= Direction =
Write out each line exactly as it stands, please.

= Supplied entries =

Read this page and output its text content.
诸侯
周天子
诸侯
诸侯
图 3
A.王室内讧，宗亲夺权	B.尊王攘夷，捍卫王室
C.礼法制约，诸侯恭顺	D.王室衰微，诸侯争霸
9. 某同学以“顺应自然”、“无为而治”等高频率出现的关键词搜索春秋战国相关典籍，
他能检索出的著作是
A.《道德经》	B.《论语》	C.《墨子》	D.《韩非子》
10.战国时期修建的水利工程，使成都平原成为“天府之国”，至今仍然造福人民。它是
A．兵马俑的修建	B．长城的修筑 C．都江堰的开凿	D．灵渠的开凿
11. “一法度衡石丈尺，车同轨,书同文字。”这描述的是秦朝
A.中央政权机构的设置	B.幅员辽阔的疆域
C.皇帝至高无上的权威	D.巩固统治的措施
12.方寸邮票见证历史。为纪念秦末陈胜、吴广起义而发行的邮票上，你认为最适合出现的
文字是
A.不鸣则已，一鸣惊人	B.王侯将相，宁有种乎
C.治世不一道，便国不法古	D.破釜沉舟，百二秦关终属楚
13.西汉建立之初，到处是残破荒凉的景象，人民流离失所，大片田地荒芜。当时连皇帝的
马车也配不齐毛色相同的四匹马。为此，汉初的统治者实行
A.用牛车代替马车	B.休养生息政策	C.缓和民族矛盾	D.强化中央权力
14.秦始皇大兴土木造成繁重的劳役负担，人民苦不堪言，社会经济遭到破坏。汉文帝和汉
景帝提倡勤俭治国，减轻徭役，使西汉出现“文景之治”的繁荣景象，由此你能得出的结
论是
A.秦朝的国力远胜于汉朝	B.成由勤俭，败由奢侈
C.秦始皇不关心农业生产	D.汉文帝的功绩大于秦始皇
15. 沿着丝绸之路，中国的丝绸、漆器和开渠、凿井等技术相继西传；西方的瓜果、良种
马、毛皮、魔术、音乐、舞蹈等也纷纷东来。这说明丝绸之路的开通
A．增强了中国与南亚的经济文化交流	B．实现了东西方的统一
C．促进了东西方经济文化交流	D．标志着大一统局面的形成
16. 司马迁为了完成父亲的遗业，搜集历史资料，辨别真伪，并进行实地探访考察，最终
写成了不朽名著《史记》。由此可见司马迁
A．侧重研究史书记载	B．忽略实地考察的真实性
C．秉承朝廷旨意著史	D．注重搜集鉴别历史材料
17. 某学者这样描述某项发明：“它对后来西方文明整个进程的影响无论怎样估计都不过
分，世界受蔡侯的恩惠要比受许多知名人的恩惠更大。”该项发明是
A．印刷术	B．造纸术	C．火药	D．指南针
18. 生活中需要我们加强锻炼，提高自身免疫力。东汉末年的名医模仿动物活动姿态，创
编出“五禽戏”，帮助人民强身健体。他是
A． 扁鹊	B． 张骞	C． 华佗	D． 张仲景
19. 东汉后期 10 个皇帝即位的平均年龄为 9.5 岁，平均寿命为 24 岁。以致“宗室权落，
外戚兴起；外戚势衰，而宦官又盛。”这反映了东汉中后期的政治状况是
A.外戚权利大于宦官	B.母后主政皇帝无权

= Finished exercise =
Read this page and output its text content.
诸侯
周天子
诸侯
诸侯
图 3
A.王室内讧，宗亲夺权	B.尊王攘夷，捍卫王室
C.礼法制约，诸侯恭顺	D.王室衰微，诸侯争霸
9. 某同学以“顺应自然”、“无为而治”等高频率出现的关键词搜索春秋战国相关典籍，
他能检索出的著作是
A.《道德经》	B.《论语》	C.《墨子》	D.《韩非子》
10.战国时期修建的水利工程，使成都平原成为“天府之国”，至今仍然造福人民。它是
A．兵马俑的修建	B．长城的修筑 C．都江堰的开凿	D．灵渠的开凿
11. “一法度衡石丈尺，车同轨,书同文字。”这描述的是秦朝
A.中央政权机构的设置	B.幅员辽阔的疆域
C.皇帝至高无上的权威	D.巩固统治的措施
12.方寸邮票见证历史。为纪念秦末陈胜、吴广起义而发行的邮票上，你认为最适合出现的
文字是
A.不鸣则已，一鸣惊人	B.王侯将相，宁有种乎
C.治世不一道，便国不法古	D.破釜沉舟，百二秦关终属楚
13.西汉建立之初，到处是残破荒凉的景象，人民流离失所，大片田地荒芜。当时连皇帝的
马车也配不齐毛色相同的四匹马。为此，汉初的统治者实行
A.用牛车代替马车	B.休养生息政策	C.缓和民族矛盾	D.强化中央权力
14.秦始皇大兴土木造成繁重的劳役负担，人民苦不堪言，社会经济遭到破坏。汉文帝和汉
景帝提倡勤俭治国，减轻徭役，使西汉出现“文景之治”的繁荣景象，由此你能得出的结
论是
A.秦朝的国力远胜于汉朝	B.成由勤俭，败由奢侈
C.秦始皇不关心农业生产	D.汉文帝的功绩大于秦始皇
15. 沿着丝绸之路，中国的丝绸、漆器和开渠、凿井等技术相继西传；西方的瓜果、良种
马、毛皮、魔术、音乐、舞蹈等也纷纷东来。这说明丝绸之路的开通
A．增强了中国与南亚的经济文化交流	B．实现了东西方的统一
C．促进了东西方经济文化交流	D．标志着大一统局面的形成
16. 司马迁为了完成父亲的遗业，搜集历史资料，辨别真伪，并进行实地探访考察，最终
写成了不朽名著《史记》。由此可见司马迁
A．侧重研究史书记载	B．忽略实地考察的真实性
C．秉承朝廷旨意著史	D．注重搜集鉴别历史材料
17. 某学者这样描述某项发明：“它对后来西方文明整个进程的影响无论怎样估计都不过
分，世界受蔡侯的恩惠要比受许多知名人的恩惠更大。”该项发明是
A．印刷术	B．造纸术	C．火药	D．指南针
18. 生活中需要我们加强锻炼，提高自身免疫力。东汉末年的名医模仿动物活动姿态，创
编出“五禽戏”，帮助人民强身健体。他是
A． 扁鹊	B． 张骞	C． 华佗	D． 张仲景
19. 东汉后期 10 个皇帝即位的平均年龄为 9.5 岁，平均寿命为 24 岁。以致“宗室权落，
外戚兴起；外戚势衰，而宦官又盛。”这反映了东汉中后期的政治状况是
A.外戚权利大于宦官	B.母后主政皇帝无权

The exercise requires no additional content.